__Dataset rows__
»»

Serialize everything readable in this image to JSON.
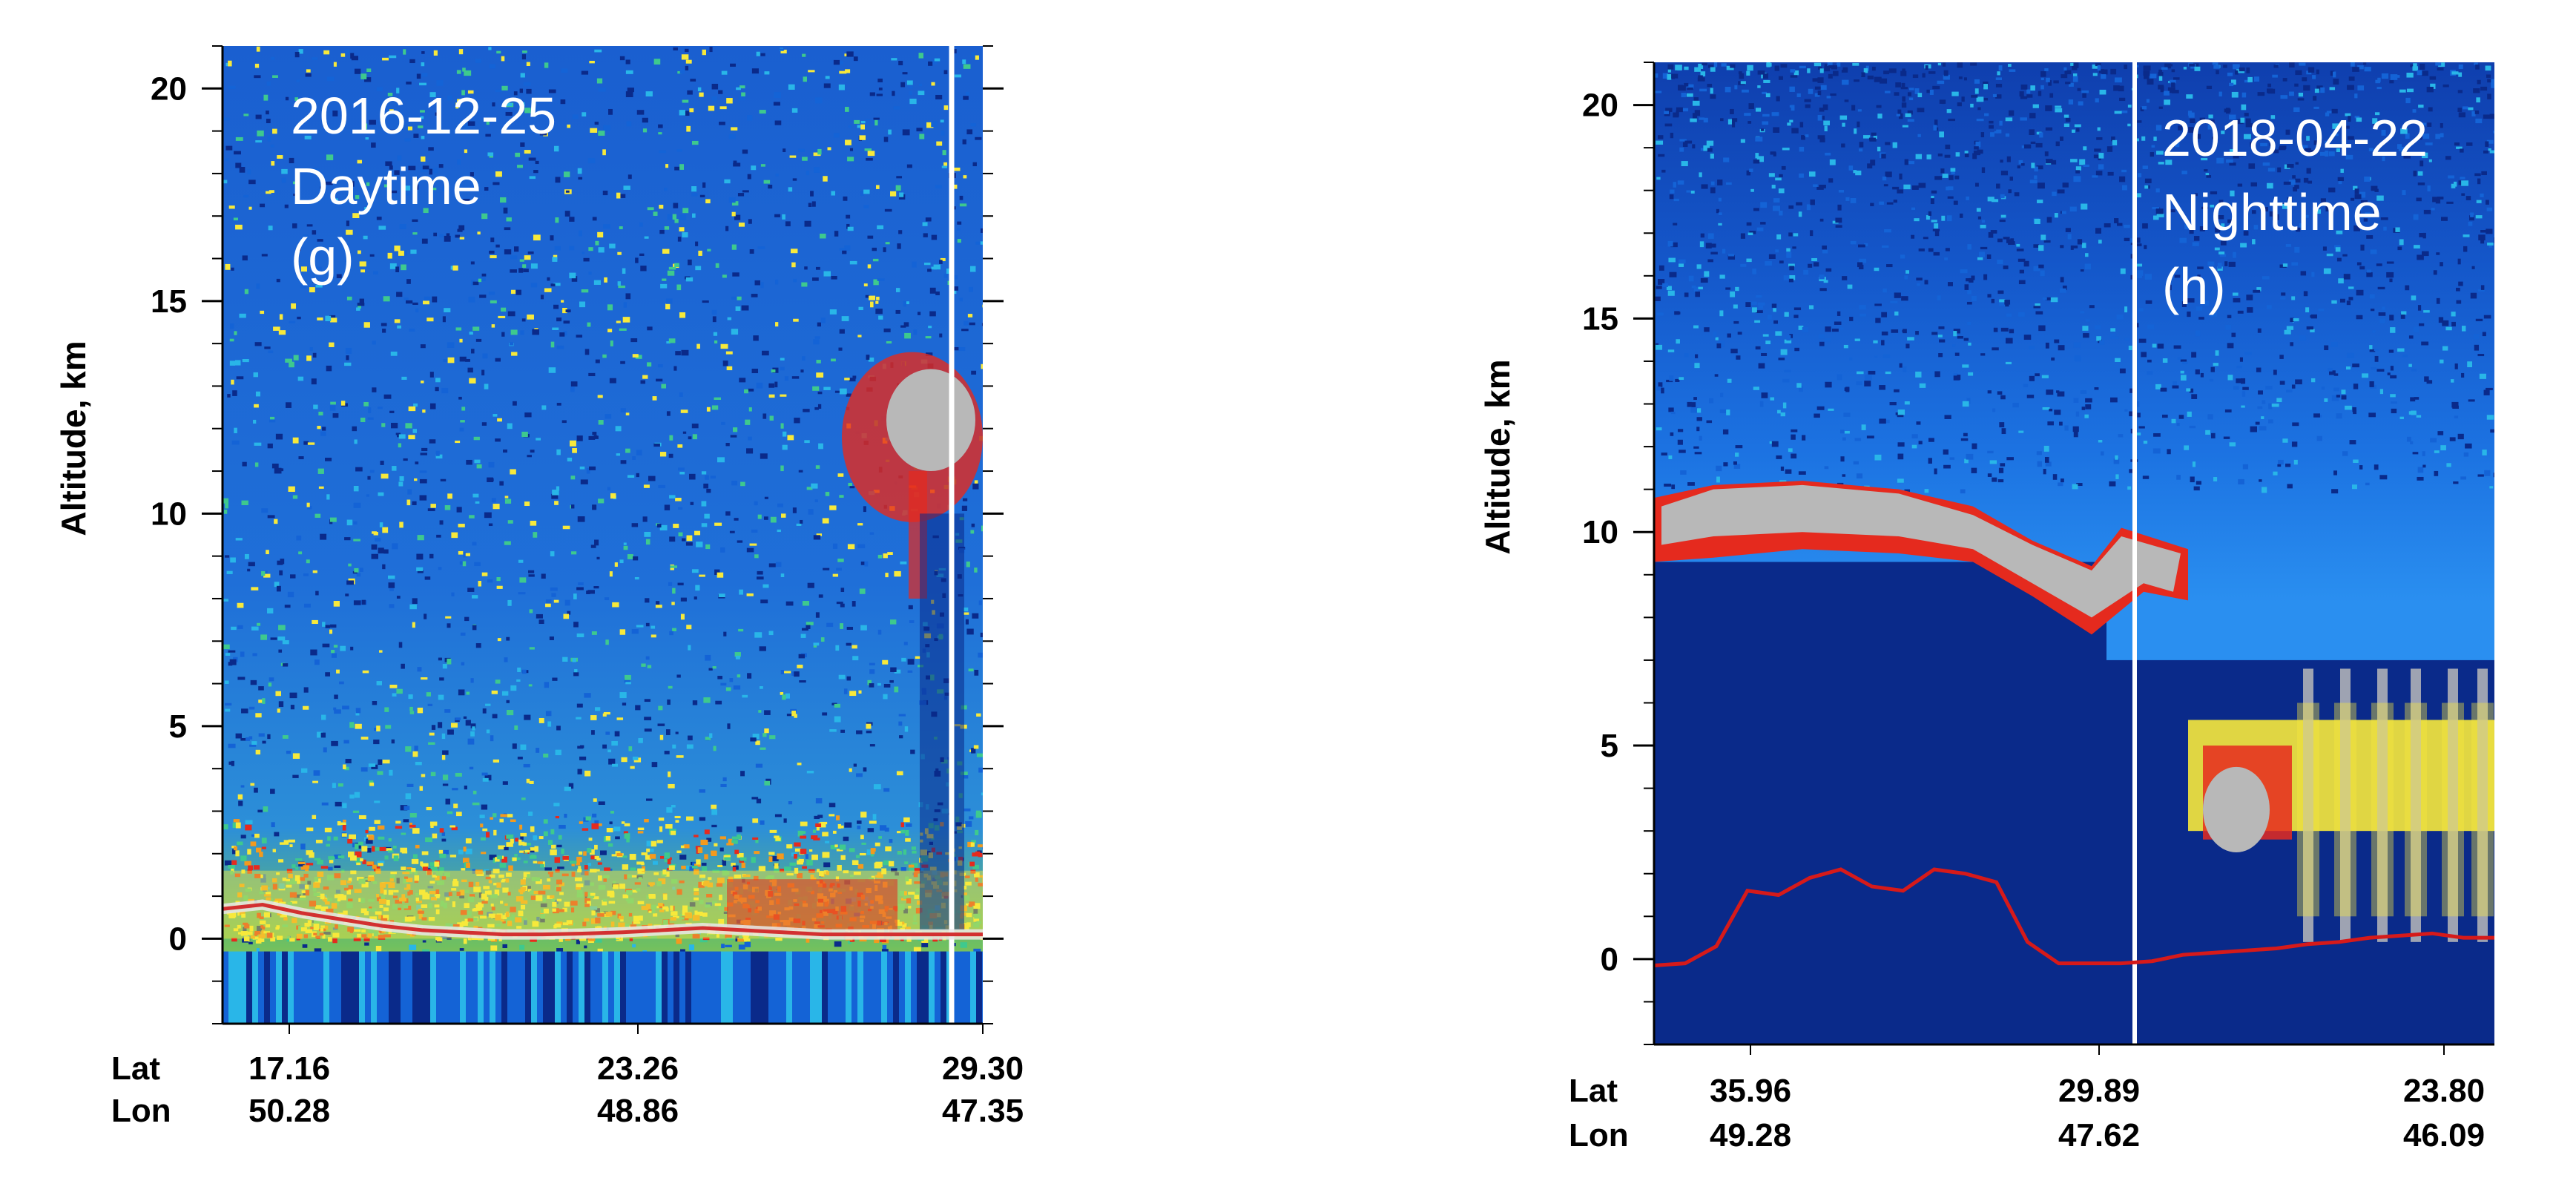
{
  "chart_data": [
    {
      "type": "heatmap",
      "panel": "g",
      "annotation": [
        "2016-12-25",
        "Daytime",
        "(g)"
      ],
      "ylabel": "Altitude, km",
      "ylim": [
        -2,
        21
      ],
      "yticks": [
        0,
        5,
        10,
        15,
        20
      ],
      "x_row_labels": [
        "Lat",
        "Lon"
      ],
      "x_ticks": [
        {
          "lat": "17.16",
          "lon": "50.28"
        },
        {
          "lat": "23.26",
          "lon": "48.86"
        },
        {
          "lat": "29.30",
          "lon": "47.35"
        }
      ],
      "surface_line_km": [
        0.7,
        0.8,
        0.6,
        0.45,
        0.3,
        0.2,
        0.15,
        0.1,
        0.1,
        0.12,
        0.15,
        0.2,
        0.25,
        0.2,
        0.15,
        0.1,
        0.1,
        0.1,
        0.1,
        0.1
      ],
      "cloud_top_km": 13,
      "cloud_base_km": 8,
      "colors": {
        "deep": "#0a2a8a",
        "blue": "#1463d6",
        "cyan": "#29b6e8",
        "green": "#3ec98e",
        "yellow": "#f7e93b",
        "orange": "#f39a1e",
        "red": "#e52a1e",
        "gray": "#b8b8b8",
        "white": "#f2f2f2",
        "surface": "#d23030"
      }
    },
    {
      "type": "heatmap",
      "panel": "h",
      "annotation": [
        "2018-04-22",
        "Nighttime",
        "(h)"
      ],
      "ylabel": "Altitude, km",
      "ylim": [
        -2,
        21
      ],
      "yticks": [
        0,
        5,
        10,
        15,
        20
      ],
      "x_row_labels": [
        "Lat",
        "Lon"
      ],
      "x_ticks": [
        {
          "lat": "35.96",
          "lon": "49.28"
        },
        {
          "lat": "29.89",
          "lon": "47.62"
        },
        {
          "lat": "23.80",
          "lon": "46.09"
        }
      ],
      "surface_line_km": [
        -0.15,
        -0.1,
        0.3,
        1.6,
        1.5,
        1.9,
        2.1,
        1.7,
        1.6,
        2.1,
        2.0,
        1.8,
        0.4,
        -0.1,
        -0.1,
        -0.1,
        -0.05,
        0.1,
        0.15,
        0.2,
        0.25,
        0.35,
        0.4,
        0.5,
        0.55,
        0.6,
        0.5,
        0.5
      ],
      "cirrus_top_km": 11.3,
      "cirrus_base_km": 9.3,
      "lower_cloud_top_km": 7,
      "colors": {
        "deep": "#0a2a8a",
        "blue": "#1463d6",
        "cyan": "#29b6e8",
        "green": "#3ec98e",
        "yellow": "#f7e93b",
        "orange": "#f39a1e",
        "red": "#e52a1e",
        "gray": "#b8b8b8",
        "white": "#f2f2f2",
        "surface": "#d61a1a"
      }
    }
  ]
}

««

__Goal__
Leave out the pictures and output the rest of the material exactly as written.

__Written answer__
Serialize everything readable in this image to JSON.
{
  "chart_data": [
    {
      "type": "heatmap",
      "panel": "g",
      "annotation": [
        "2016-12-25",
        "Daytime",
        "(g)"
      ],
      "ylabel": "Altitude, km",
      "ylim": [
        -2,
        21
      ],
      "yticks": [
        0,
        5,
        10,
        15,
        20
      ],
      "x_row_labels": [
        "Lat",
        "Lon"
      ],
      "x_ticks": [
        {
          "lat": "17.16",
          "lon": "50.28"
        },
        {
          "lat": "23.26",
          "lon": "48.86"
        },
        {
          "lat": "29.30",
          "lon": "47.35"
        }
      ],
      "surface_line_km": [
        0.7,
        0.8,
        0.6,
        0.45,
        0.3,
        0.2,
        0.15,
        0.1,
        0.1,
        0.12,
        0.15,
        0.2,
        0.25,
        0.2,
        0.15,
        0.1,
        0.1,
        0.1,
        0.1,
        0.1
      ],
      "cloud_top_km": 13,
      "cloud_base_km": 8,
      "colors": {
        "deep": "#0a2a8a",
        "blue": "#1463d6",
        "cyan": "#29b6e8",
        "green": "#3ec98e",
        "yellow": "#f7e93b",
        "orange": "#f39a1e",
        "red": "#e52a1e",
        "gray": "#b8b8b8",
        "white": "#f2f2f2",
        "surface": "#d23030"
      }
    },
    {
      "type": "heatmap",
      "panel": "h",
      "annotation": [
        "2018-04-22",
        "Nighttime",
        "(h)"
      ],
      "ylabel": "Altitude, km",
      "ylim": [
        -2,
        21
      ],
      "yticks": [
        0,
        5,
        10,
        15,
        20
      ],
      "x_row_labels": [
        "Lat",
        "Lon"
      ],
      "x_ticks": [
        {
          "lat": "35.96",
          "lon": "49.28"
        },
        {
          "lat": "29.89",
          "lon": "47.62"
        },
        {
          "lat": "23.80",
          "lon": "46.09"
        }
      ],
      "surface_line_km": [
        -0.15,
        -0.1,
        0.3,
        1.6,
        1.5,
        1.9,
        2.1,
        1.7,
        1.6,
        2.1,
        2.0,
        1.8,
        0.4,
        -0.1,
        -0.1,
        -0.1,
        -0.05,
        0.1,
        0.15,
        0.2,
        0.25,
        0.35,
        0.4,
        0.5,
        0.55,
        0.6,
        0.5,
        0.5
      ],
      "cirrus_top_km": 11.3,
      "cirrus_base_km": 9.3,
      "lower_cloud_top_km": 7,
      "colors": {
        "deep": "#0a2a8a",
        "blue": "#1463d6",
        "cyan": "#29b6e8",
        "green": "#3ec98e",
        "yellow": "#f7e93b",
        "orange": "#f39a1e",
        "red": "#e52a1e",
        "gray": "#b8b8b8",
        "white": "#f2f2f2",
        "surface": "#d61a1a"
      }
    }
  ]
}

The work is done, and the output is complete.